● **Task brief**
Without the images, write out the whole listing exactly.

● **Rows from a dataset**

========

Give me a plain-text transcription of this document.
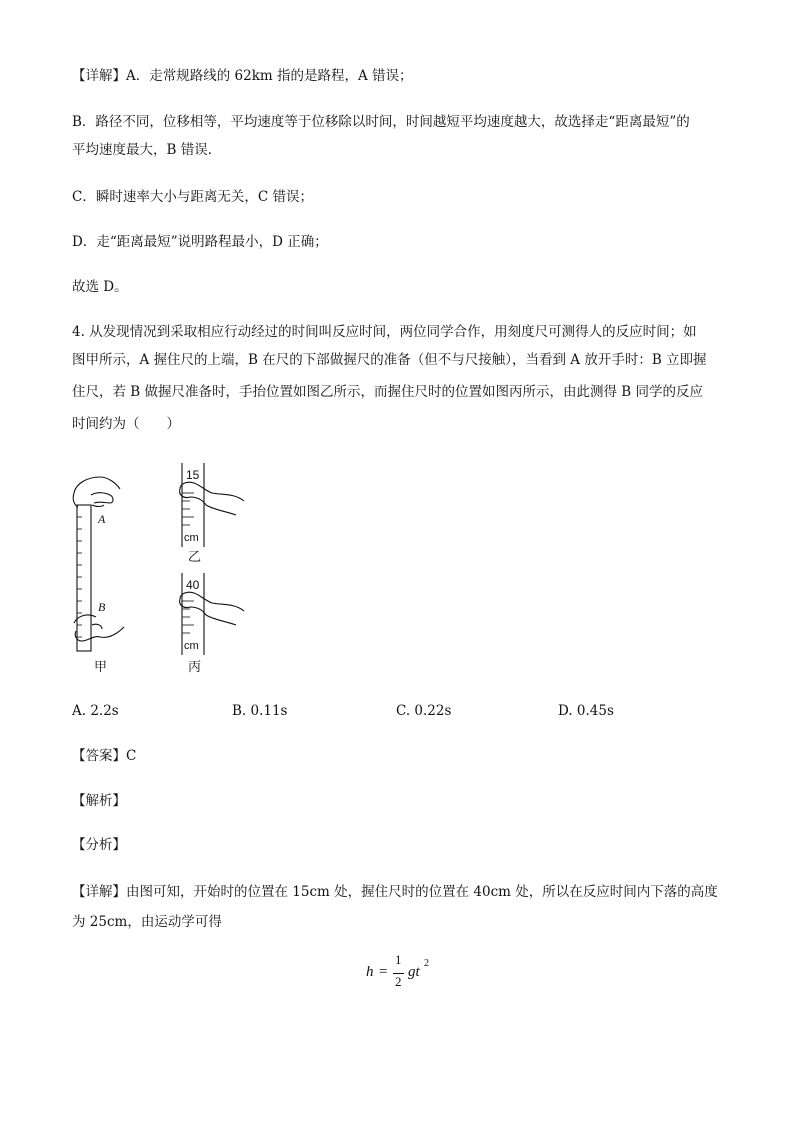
【详解】A．走常规路线的 62km 指的是路程，A 错误；
B．路径不同，位移相等，平均速度等于位移除以时间，时间越短平均速度越大，故选择走“距离最短”的
平均速度最大，B 错误．
C．瞬时速率大小与距离无关，C 错误；
D．走“距离最短”说明路程最小，D 正确；
故选 D。
4. 从发现情况到采取相应行动经过的时间叫反应时间，两位同学合作，用刻度尺可测得人的反应时间；如
图甲所示，A 握住尺的上端，B 在尺的下部做握尺的准备（但不与尺接触），当看到 A 放开手时：B 立即握
住尺，若 B 做握尺准备时，手抬位置如图乙所示，而握住尺时的位置如图丙所示，由此测得 B 同学的反应
时间约为（　　）
A
B
15
cm
乙
40
cm
丙
甲
A. 2.2s	B. 0.11s	C. 0.22s	D. 0.45s
【答案】C
【解析】
【分析】
【详解】由图可知，开始时的位置在 15cm 处，握住尺时的位置在 40cm 处，所以在反应时间内下落的高度
为 25cm，由运动学可得
h =
1
2
gt
2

========

● **Completed exercise**
Give me a plain-text transcription of this document.
【详解】A．走常规路线的 62km 指的是路程，A 错误；
B．路径不同，位移相等，平均速度等于位移除以时间，时间越短平均速度越大，故选择走“距离最短”的
平均速度最大，B 错误．
C．瞬时速率大小与距离无关，C 错误；
D．走“距离最短”说明路程最小，D 正确；
故选 D。
4. 从发现情况到采取相应行动经过的时间叫反应时间，两位同学合作，用刻度尺可测得人的反应时间；如
图甲所示，A 握住尺的上端，B 在尺的下部做握尺的准备（但不与尺接触），当看到 A 放开手时：B 立即握
住尺，若 B 做握尺准备时，手抬位置如图乙所示，而握住尺时的位置如图丙所示，由此测得 B 同学的反应
时间约为（　　）
A
B
15
cm
乙
40
cm
丙
甲
A. 2.2s	B. 0.11s	C. 0.22s	D. 0.45s
【答案】C
【解析】
【分析】
【详解】由图可知，开始时的位置在 15cm 处，握住尺时的位置在 40cm 处，所以在反应时间内下落的高度
为 25cm，由运动学可得
h =
1
2
gt
2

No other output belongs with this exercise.